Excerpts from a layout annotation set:
"""

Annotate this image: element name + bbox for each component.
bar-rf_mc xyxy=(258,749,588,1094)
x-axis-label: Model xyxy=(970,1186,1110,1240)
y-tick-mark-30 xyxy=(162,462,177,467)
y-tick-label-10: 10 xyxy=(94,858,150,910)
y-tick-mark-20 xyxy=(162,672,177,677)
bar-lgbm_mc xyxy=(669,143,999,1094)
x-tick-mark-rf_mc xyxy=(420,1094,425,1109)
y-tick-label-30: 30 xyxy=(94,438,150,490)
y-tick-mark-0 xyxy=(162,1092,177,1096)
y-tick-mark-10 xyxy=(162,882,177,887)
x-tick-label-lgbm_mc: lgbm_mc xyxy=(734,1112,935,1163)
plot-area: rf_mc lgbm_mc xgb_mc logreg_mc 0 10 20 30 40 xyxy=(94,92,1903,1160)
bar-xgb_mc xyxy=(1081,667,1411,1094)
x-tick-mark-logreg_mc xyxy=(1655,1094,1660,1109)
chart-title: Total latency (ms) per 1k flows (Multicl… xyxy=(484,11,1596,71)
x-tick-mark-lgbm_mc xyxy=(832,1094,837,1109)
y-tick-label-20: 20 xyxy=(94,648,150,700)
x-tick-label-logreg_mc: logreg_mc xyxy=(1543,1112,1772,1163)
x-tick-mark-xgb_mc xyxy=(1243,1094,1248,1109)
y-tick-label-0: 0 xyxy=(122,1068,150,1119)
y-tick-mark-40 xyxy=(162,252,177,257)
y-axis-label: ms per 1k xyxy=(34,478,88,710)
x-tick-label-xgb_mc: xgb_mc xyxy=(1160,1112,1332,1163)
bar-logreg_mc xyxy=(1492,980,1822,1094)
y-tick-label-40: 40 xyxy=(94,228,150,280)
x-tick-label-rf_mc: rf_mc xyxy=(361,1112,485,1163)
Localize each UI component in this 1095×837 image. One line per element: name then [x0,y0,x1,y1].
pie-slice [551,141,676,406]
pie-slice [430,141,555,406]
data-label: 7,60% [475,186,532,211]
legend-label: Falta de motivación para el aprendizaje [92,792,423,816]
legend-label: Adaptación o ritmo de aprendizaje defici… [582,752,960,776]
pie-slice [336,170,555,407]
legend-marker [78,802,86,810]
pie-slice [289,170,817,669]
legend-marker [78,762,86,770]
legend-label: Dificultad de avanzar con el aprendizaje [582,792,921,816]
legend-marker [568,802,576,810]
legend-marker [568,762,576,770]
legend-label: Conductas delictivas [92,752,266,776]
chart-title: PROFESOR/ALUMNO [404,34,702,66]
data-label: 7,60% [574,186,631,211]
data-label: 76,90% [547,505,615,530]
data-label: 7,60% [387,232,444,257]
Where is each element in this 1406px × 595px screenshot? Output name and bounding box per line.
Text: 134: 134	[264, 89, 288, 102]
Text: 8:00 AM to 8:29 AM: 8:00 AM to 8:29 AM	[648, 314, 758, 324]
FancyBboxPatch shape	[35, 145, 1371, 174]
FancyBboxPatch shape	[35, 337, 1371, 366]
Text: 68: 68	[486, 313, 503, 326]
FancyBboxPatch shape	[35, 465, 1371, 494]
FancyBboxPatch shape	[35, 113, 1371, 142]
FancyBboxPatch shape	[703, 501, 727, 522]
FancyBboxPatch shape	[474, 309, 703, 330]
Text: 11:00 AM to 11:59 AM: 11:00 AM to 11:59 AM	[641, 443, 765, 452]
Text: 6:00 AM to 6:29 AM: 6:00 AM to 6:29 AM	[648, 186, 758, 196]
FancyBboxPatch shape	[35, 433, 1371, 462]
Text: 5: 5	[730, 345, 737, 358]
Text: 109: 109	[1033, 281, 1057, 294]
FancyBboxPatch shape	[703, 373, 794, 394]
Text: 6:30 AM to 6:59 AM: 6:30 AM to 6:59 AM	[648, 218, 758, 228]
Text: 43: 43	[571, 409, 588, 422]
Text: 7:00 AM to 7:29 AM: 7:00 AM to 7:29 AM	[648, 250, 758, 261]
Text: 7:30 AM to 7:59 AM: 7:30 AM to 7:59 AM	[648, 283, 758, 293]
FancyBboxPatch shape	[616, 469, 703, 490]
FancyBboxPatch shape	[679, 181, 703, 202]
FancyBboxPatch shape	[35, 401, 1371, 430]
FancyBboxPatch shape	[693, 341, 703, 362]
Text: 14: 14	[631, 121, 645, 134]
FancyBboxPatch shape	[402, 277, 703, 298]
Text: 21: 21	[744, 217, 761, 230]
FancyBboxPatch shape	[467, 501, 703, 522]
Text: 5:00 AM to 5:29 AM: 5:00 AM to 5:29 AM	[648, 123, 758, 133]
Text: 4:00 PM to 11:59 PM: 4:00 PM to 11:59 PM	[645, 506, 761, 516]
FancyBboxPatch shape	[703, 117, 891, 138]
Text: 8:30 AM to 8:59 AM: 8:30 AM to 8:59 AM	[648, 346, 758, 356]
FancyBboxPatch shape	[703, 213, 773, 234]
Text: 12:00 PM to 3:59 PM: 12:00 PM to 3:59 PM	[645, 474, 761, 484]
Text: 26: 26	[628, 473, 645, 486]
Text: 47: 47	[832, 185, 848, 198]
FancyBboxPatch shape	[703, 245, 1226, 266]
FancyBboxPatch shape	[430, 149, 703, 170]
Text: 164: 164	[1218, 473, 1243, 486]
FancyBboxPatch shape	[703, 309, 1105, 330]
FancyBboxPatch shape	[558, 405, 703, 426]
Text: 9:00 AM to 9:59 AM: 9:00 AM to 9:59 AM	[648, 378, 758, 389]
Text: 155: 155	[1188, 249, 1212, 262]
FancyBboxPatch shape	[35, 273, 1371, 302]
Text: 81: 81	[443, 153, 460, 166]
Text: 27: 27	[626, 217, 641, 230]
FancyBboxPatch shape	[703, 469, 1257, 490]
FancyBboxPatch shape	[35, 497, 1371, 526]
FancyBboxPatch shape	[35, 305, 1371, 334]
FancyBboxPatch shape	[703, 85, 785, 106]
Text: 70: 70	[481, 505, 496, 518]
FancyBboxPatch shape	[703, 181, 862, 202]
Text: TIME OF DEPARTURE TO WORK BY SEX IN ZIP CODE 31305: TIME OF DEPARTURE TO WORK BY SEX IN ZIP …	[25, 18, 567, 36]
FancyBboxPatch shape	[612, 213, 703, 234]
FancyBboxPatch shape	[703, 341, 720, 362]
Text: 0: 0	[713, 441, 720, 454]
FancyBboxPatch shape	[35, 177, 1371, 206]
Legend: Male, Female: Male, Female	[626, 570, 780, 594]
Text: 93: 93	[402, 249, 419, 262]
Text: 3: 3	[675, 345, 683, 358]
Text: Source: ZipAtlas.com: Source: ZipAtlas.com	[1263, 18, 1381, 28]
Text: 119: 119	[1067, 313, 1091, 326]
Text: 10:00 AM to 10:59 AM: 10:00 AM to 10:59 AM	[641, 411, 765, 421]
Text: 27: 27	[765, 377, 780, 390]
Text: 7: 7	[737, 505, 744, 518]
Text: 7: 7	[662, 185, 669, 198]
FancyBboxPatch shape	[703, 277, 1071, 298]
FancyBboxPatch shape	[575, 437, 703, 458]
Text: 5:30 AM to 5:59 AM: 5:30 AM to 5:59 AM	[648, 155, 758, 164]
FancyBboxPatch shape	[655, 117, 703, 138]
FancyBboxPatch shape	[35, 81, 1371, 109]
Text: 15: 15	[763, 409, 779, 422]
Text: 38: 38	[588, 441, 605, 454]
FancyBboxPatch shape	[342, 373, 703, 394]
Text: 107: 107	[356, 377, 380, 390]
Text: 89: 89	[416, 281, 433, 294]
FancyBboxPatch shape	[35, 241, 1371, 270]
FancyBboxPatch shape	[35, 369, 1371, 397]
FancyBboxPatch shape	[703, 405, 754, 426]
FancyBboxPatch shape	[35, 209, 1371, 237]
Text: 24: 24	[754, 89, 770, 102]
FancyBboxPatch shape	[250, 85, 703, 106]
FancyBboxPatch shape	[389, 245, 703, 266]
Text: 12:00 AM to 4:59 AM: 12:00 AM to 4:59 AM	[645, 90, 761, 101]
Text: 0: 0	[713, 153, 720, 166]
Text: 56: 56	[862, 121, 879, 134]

"""

• Stated task
Copy the records from their first line through the line that contains "data-label: 7,60% [387,232,444,257]", replacing "legend-marker" with "legend-swatch" and leaving everything else unchanged.

• Answer below
Annotate this image: element name + bbox for each component.
bar-rf_mc xyxy=(258,749,588,1094)
x-axis-label: Model xyxy=(970,1186,1110,1240)
y-tick-mark-30 xyxy=(162,462,177,467)
y-tick-label-10: 10 xyxy=(94,858,150,910)
y-tick-mark-20 xyxy=(162,672,177,677)
bar-lgbm_mc xyxy=(669,143,999,1094)
x-tick-mark-rf_mc xyxy=(420,1094,425,1109)
y-tick-label-30: 30 xyxy=(94,438,150,490)
y-tick-mark-0 xyxy=(162,1092,177,1096)
y-tick-mark-10 xyxy=(162,882,177,887)
x-tick-label-lgbm_mc: lgbm_mc xyxy=(734,1112,935,1163)
plot-area: rf_mc lgbm_mc xgb_mc logreg_mc 0 10 20 30 40 xyxy=(94,92,1903,1160)
bar-xgb_mc xyxy=(1081,667,1411,1094)
x-tick-mark-logreg_mc xyxy=(1655,1094,1660,1109)
chart-title: Total latency (ms) per 1k flows (Multicl… xyxy=(484,11,1596,71)
x-tick-mark-lgbm_mc xyxy=(832,1094,837,1109)
y-tick-label-20: 20 xyxy=(94,648,150,700)
x-tick-label-logreg_mc: logreg_mc xyxy=(1543,1112,1772,1163)
x-tick-mark-xgb_mc xyxy=(1243,1094,1248,1109)
y-tick-label-0: 0 xyxy=(122,1068,150,1119)
y-tick-mark-40 xyxy=(162,252,177,257)
y-axis-label: ms per 1k xyxy=(34,478,88,710)
x-tick-label-xgb_mc: xgb_mc xyxy=(1160,1112,1332,1163)
bar-logreg_mc xyxy=(1492,980,1822,1094)
y-tick-label-40: 40 xyxy=(94,228,150,280)
x-tick-label-rf_mc: rf_mc xyxy=(361,1112,485,1163)
Localize each UI component in this 1095×837 image. One line per element: name then [x0,y0,x1,y1].
pie-slice [551,141,676,406]
pie-slice [430,141,555,406]
data-label: 7,60% [475,186,532,211]
legend-label: Falta de motivación para el aprendizaje [92,792,423,816]
legend-label: Adaptación o ritmo de aprendizaje defici… [582,752,960,776]
pie-slice [336,170,555,407]
legend-swatch [78,802,86,810]
pie-slice [289,170,817,669]
legend-swatch [78,762,86,770]
legend-label: Dificultad de avanzar con el aprendizaje [582,792,921,816]
legend-swatch [568,802,576,810]
legend-swatch [568,762,576,770]
legend-label: Conductas delictivas [92,752,266,776]
chart-title: PROFESOR/ALUMNO [404,34,702,66]
data-label: 7,60% [574,186,631,211]
data-label: 76,90% [547,505,615,530]
data-label: 7,60% [387,232,444,257]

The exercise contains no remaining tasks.